AIM OF THE EXERCISE -
For the entries that follow, tally the lines holding the string "reforms". Give the total and nothing else.

DATA SUPPLIED -
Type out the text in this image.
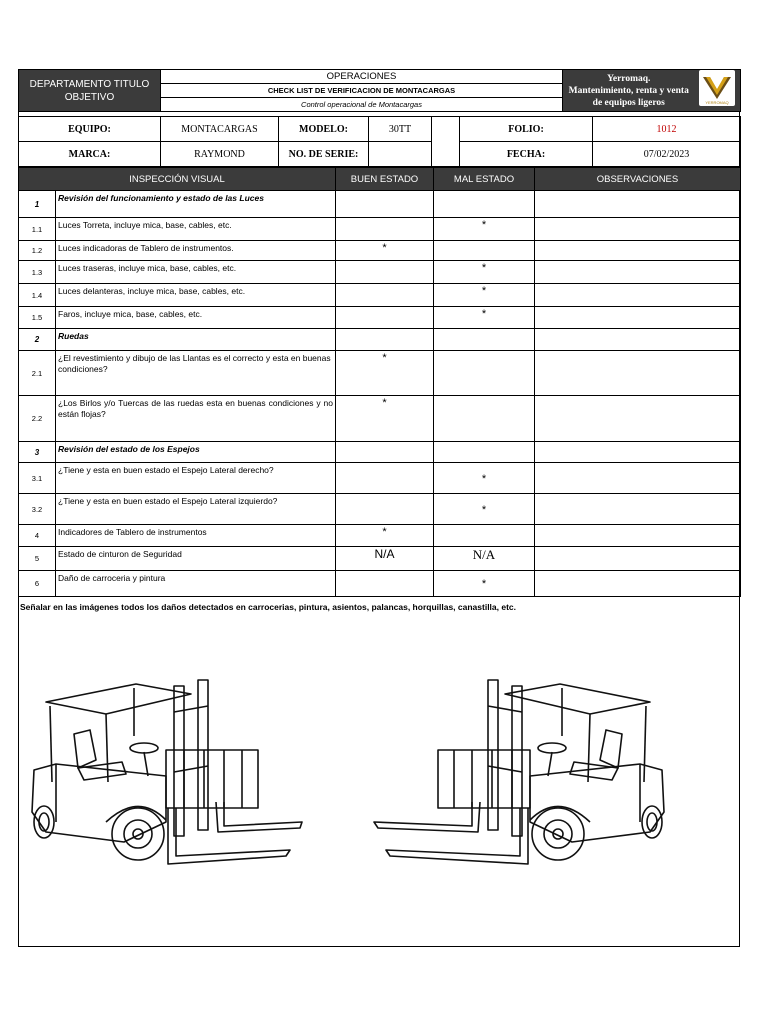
DEPARTAMENTO TITULO OBJETIVO	OPERACIONES	Yerromaq.
Mantenimiento, renta y venta de equipos ligeros	YERROMAQ

CHECK LIST DE VERIFICACION DE MONTACARGAS
Control operacional de Montacargas
EQUIPO:	MONTACARGAS	MODELO:	30TT		FOLIO:	1012
MARCA:	RAYMOND	NO. DE SERIE:			FECHA:	07/02/2023
INSPECCIÓN VISUAL		BUEN ESTADO	MAL ESTADO	OBSERVACIONES
1	Revisión del funcionamiento y estado de las Luces			
1.1	Luces Torreta, incluye mica, base, cables, etc.		*	
1.2	Luces indicadoras de Tablero de instrumentos.	*		
1.3	Luces traseras, incluye mica, base, cables, etc.		*	
1.4	Luces delanteras, incluye mica, base, cables, etc.		*	
1.5	Faros, incluye mica, base, cables, etc.		*	
2	Ruedas			
2.1	¿El revestimiento y dibujo de las Llantas es el correcto y esta en buenas condiciones?	*		
2.2	¿Los Birlos y/o Tuercas de las ruedas esta en buenas condiciones y no están flojas?	*		
3	Revisión del estado de los Espejos			
3.1	¿Tiene y esta en buen estado el Espejo Lateral derecho?		*	
3.2	¿Tiene y esta en buen estado el Espejo Lateral izquierdo?		*	
4	Indicadores de Tablero de instrumentos	*		
5	Estado de cinturon de Seguridad	N/A	N/A	
6	Daño de carroceria y pintura		*	
Señalar en las imágenes todos los daños detectados en carrocerias, pintura, asientos, palancas, horquillas, canastilla, etc.
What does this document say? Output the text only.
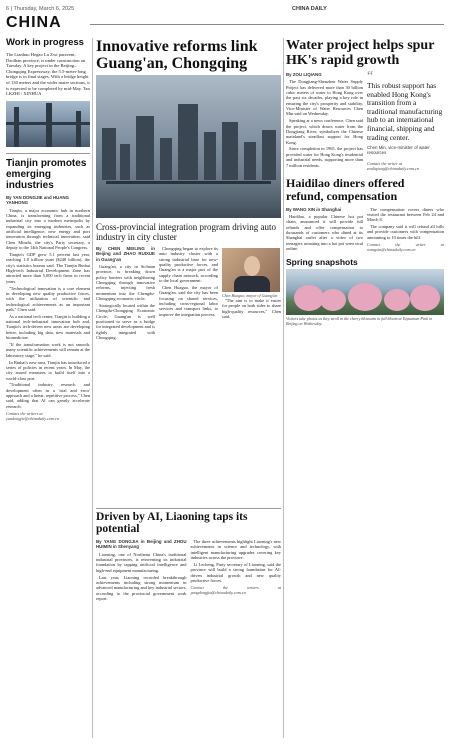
6 | Thursday, March 6, 2025	CHINA DAILY
CHINA
Work in progress
The Lianhuo Hegao Lu Zwi paravent, Daolhan province, is under construction on Tuesday. A key project in the Beijing–Chongqing Expressway, the 5.5-meter-long bridge is in final stages. With a bridge height of 130 meters and the wider mater sections, it is expected to be completed by mid-May. Tan LKZHI / XINHUA
Tianjin promotes emerging industries
By YAN DONGJIE and HUANG YANHONG

Tianjin, a major economic hub in northern China, is transforming from a traditional industrial city into a modern metropolis by expanding its emerging industries, such as artificial intelligence, new energy and port innovation through technical innovation, said Chen Minzhi, the city's Party secretary, a deputy to the 14th National People's Congress.

Tianjin's GDP grew 5.1 percent last year, reaching 1.8 trillion yuan ($248 billion), the city's statistics bureau said. The Tianjin Binhai High-tech Industrial Development Zone has attracted more than 5,000 tech firms in recent years.

"Technological innovation is a core element in developing new quality productive forces, with the utilization of scientific and technological achievements as an important path," Chen said.

As a national tech center, Tianjin is building a national tech-industrial innovation hub and, Tianjin's tech-driven new areas are developing better, including big data, new materials and biomedicine.

"If the transformation work is not smooth, many scientific achievements will remain at the laboratory stage," he said.

In Binhai's new area, Tianjin has introduced a series of policies in recent years. In May, the city issued measures to build itself into a world-class port.

"Traditional industry research and development often in a 'trial and error' approach and a linear, repetitive process," Chen said, adding that AI can greatly accelerate research.

Contact the writers at yandongjie@chinadaily.com.cn
Innovative reforms link Guang'an, Chongqing
Cross-provincial integration program driving auto industry in city cluster
By CHEN MEILING in Beijing and ZHAO RUIXUE in Guang'an

Guang'an, a city in Sichuan province, is breaking down policy barriers with neighboring Chongqing through innovative reforms, injecting fresh momentum into the Chengdu-Chongqing economic circle.

Strategically located within the Chengdu-Chongqing Economic Circle, Guang'an is well positioned to serve as a bridge for integrated development and is tightly integrated with Chongqing.

Chongqing began to explore its auto industry cluster with a strong industrial base for new-quality productive forces, and Guang'an is a major part of the supply chain network, according to the local government.

Chen Huaguo, the mayor of Guang'an, said the city has been focusing on shared services, including cross-regional labor services and transport links, to improve the integration process.

Chen Huaguo, mayor of Guang'an

"The aim is to make it easier for people on both sides to share high-quality resources," Chen said.

Driven by AI, Liaoning taps its potential
By YANG DONGJIA in Beijing and ZHOU HUIMIN in Shenyang

Liaoning, one of Northeast China's traditional industrial provinces, is reinventing its industrial foundation by tapping artificial intelligence and high-end equipment manufacturing.

Last year, Liaoning recorded breakthrough achievements including strong momentum in advanced manufacturing and key industrial sectors, according to the provincial government work report.

The three achievements highlight Liaoning's new achievements in science and technology, with intelligent manufacturing upgrades covering key industries across the province.

Li Lecheng, Party secretary of Liaoning, said the province will build a strong foundation for AI-driven industrial growth and new quality productive forces.

Contact the writers at yangdongjia@chinadaily.com.cn
Water project helps spur HK's rapid growth
By ZOU LIQIANG

The Dongjiang-Shenzhen Water Supply Project has delivered more than 30 billion cubic meters of water to Hong Kong over the past six decades, playing a key role in ensuring the city's prosperity and stability, Vice-Minister of Water Resources Chen Min said on Wednesday.

Speaking at a news conference, Chen said the project, which draws water from the Dongjiang River, symbolizes the Chinese mainland's steadfast support for Hong Kong.

Since completion in 1965, the project has provided water for Hong Kong's residential and industrial needs, supporting more than 7 million residents.

“
This robust support has enabled Hong Kong's transition from a traditional manufacturing hub to an international financial, shipping and trading center.
Chen Min, vice-minister of water resources
Contact the writer at zouliqiang@chinadaily.com.cn
Haidilao diners offered refund, compensation
By WANG XIN in Shanghai

Haidilao, a popular Chinese hot pot chain, announced it will provide full refunds and offer compensation to thousands of customers who dined at its Shanghai outlet after a video of two teenagers urinating into a hot pot went viral online.

The compensation covers diners who visited the restaurant between Feb 24 and March 8.

The company said it will refund all bills and provide customers with compensation amounting to 10 times the bill.

Contact the writer at wangxin@chinadaily.com.cn
Spring snapshots
Visitors take photos as they stroll in the cherry blossoms in full bloom at Yuyuantan Park in Beijing on Wednesday.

SOLUTION TO THE EXERCISE -
2